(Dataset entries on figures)
----

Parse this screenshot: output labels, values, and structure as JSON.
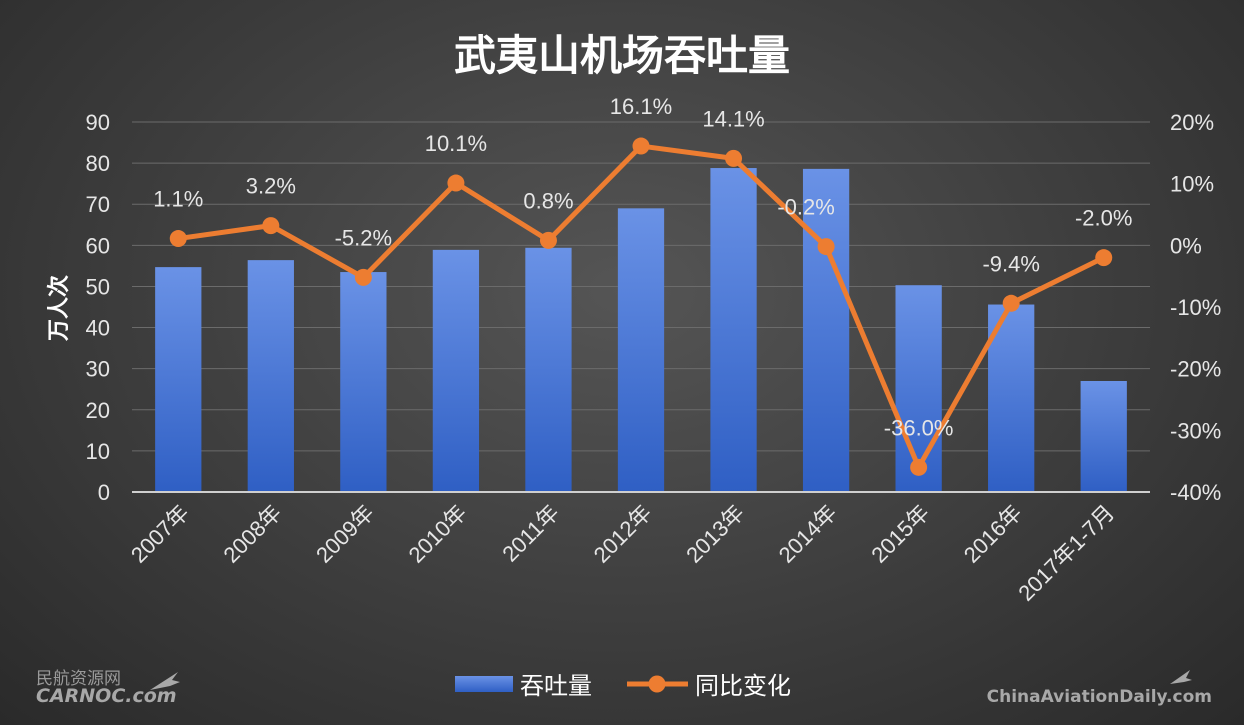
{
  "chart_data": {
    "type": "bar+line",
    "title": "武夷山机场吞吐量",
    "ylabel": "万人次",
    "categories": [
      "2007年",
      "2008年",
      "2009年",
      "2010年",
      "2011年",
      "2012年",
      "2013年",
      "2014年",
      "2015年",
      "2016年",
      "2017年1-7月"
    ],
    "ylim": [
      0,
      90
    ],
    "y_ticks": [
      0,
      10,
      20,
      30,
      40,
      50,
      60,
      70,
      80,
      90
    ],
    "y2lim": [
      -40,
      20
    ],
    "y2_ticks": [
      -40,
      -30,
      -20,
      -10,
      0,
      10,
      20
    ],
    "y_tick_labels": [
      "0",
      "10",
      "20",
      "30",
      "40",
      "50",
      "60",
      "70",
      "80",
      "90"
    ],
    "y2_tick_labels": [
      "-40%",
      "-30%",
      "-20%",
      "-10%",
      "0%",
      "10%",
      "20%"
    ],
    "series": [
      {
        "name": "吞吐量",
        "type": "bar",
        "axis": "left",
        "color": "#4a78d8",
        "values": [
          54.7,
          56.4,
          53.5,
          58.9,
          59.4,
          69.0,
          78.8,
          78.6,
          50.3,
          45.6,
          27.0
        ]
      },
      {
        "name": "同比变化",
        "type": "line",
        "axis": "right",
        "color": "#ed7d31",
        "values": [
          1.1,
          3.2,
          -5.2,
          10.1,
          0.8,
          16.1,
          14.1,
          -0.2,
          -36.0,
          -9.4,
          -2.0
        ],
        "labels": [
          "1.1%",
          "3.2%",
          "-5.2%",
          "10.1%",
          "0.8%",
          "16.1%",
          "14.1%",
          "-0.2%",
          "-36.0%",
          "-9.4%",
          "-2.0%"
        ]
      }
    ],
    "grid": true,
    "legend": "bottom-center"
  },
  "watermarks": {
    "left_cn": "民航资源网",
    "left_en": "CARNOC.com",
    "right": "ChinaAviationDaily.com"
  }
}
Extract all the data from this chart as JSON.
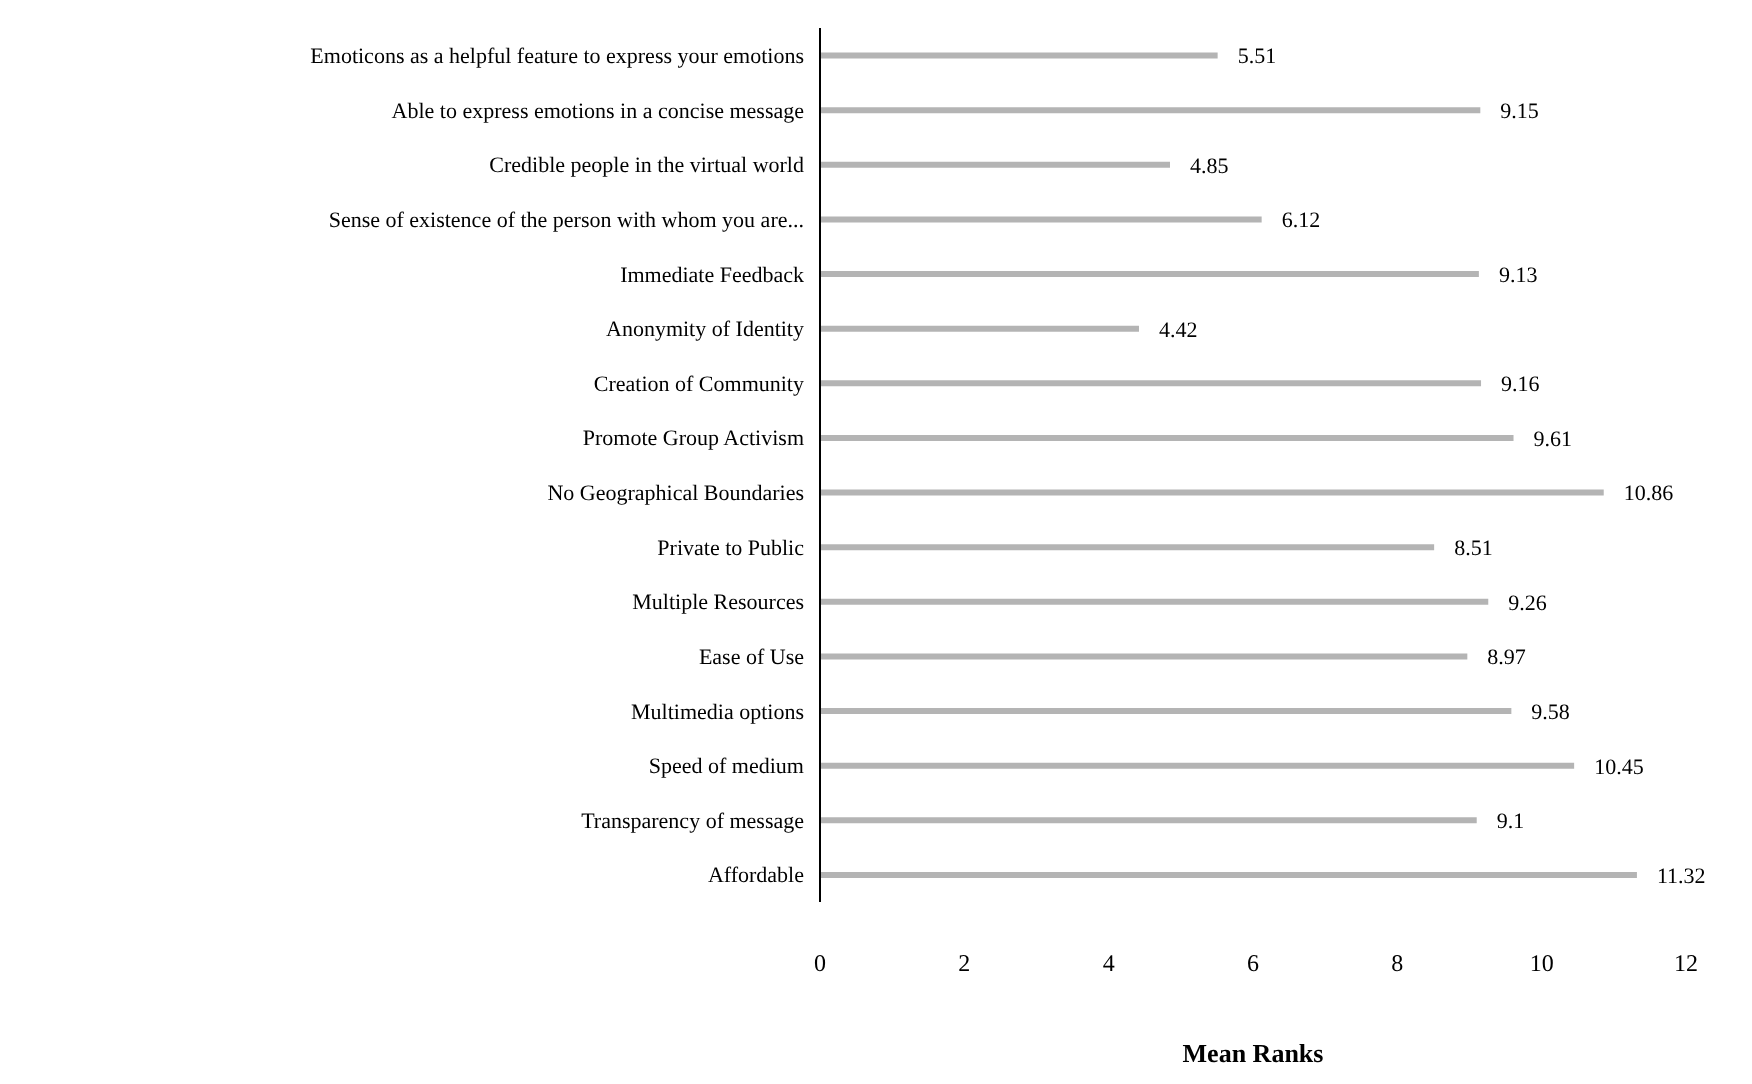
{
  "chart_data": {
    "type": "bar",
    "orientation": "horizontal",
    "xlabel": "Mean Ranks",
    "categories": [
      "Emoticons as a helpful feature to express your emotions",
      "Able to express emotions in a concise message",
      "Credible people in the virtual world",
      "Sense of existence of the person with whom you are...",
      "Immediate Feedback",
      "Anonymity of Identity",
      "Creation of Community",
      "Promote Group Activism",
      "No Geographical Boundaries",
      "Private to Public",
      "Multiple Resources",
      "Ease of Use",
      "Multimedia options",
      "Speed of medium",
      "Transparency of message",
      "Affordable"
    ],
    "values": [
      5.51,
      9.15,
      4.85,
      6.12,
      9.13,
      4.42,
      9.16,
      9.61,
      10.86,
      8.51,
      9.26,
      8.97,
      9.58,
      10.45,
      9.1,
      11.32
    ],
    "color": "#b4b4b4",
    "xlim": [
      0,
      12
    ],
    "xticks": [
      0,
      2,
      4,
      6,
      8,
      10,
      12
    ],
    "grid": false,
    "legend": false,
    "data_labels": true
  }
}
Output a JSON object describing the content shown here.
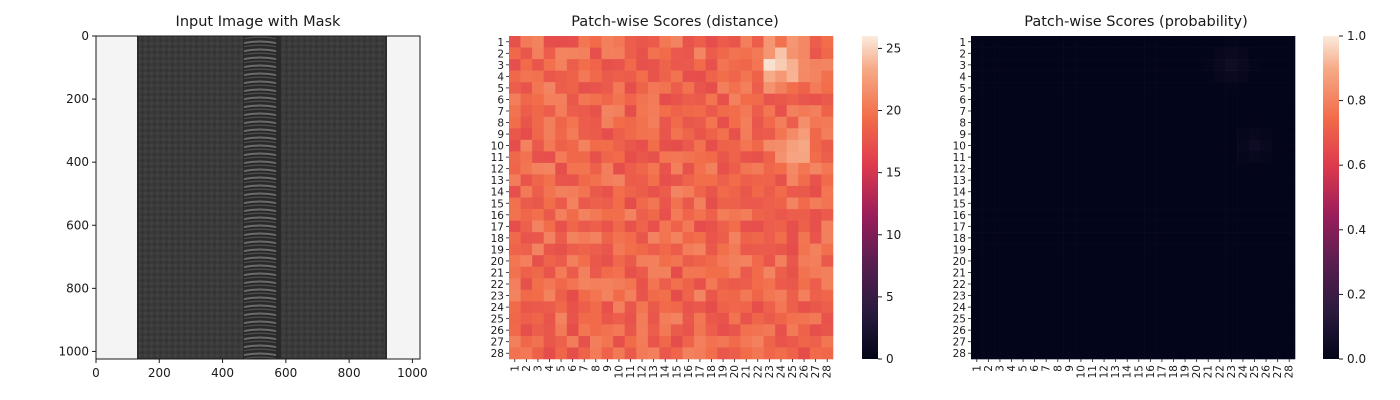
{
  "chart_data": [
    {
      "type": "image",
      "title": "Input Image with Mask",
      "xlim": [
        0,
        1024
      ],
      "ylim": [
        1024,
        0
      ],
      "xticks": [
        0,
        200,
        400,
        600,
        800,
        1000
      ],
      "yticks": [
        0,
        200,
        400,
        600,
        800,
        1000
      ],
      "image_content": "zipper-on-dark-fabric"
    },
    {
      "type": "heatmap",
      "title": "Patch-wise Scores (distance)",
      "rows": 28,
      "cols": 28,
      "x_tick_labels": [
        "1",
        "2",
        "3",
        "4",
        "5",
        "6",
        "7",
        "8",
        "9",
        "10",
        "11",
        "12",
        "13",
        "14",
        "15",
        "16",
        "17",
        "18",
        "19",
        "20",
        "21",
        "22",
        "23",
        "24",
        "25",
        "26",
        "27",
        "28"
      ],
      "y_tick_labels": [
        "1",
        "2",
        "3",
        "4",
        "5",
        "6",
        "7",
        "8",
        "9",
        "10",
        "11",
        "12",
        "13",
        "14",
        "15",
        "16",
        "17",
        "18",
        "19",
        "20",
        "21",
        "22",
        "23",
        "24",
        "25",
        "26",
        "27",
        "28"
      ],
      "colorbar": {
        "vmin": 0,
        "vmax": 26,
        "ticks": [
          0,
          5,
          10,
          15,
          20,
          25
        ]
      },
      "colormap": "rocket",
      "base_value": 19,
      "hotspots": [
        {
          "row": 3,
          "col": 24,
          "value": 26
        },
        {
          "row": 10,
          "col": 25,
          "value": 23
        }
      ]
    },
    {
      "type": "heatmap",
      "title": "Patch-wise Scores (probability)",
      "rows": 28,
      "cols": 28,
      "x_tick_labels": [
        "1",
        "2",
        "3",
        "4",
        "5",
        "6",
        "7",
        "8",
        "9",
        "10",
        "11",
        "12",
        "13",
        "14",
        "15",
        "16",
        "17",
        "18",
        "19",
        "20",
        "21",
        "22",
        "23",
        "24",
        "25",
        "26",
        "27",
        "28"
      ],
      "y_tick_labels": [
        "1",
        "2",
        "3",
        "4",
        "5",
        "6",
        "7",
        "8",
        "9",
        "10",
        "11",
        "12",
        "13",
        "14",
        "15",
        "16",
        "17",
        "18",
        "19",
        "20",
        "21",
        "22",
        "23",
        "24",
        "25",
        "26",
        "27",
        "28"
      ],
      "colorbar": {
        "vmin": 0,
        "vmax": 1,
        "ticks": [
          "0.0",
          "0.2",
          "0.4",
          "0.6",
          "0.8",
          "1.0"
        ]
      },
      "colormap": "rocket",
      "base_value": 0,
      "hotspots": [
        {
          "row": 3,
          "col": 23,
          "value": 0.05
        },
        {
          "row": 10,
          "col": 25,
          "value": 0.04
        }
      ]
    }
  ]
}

----

Scan the material above for the string "values" and return the lines that hold it.

• [Task solution]
Parse this screenshot: output labels, values, and structure as JSON.
        "values": [
        "values": [
    "values": [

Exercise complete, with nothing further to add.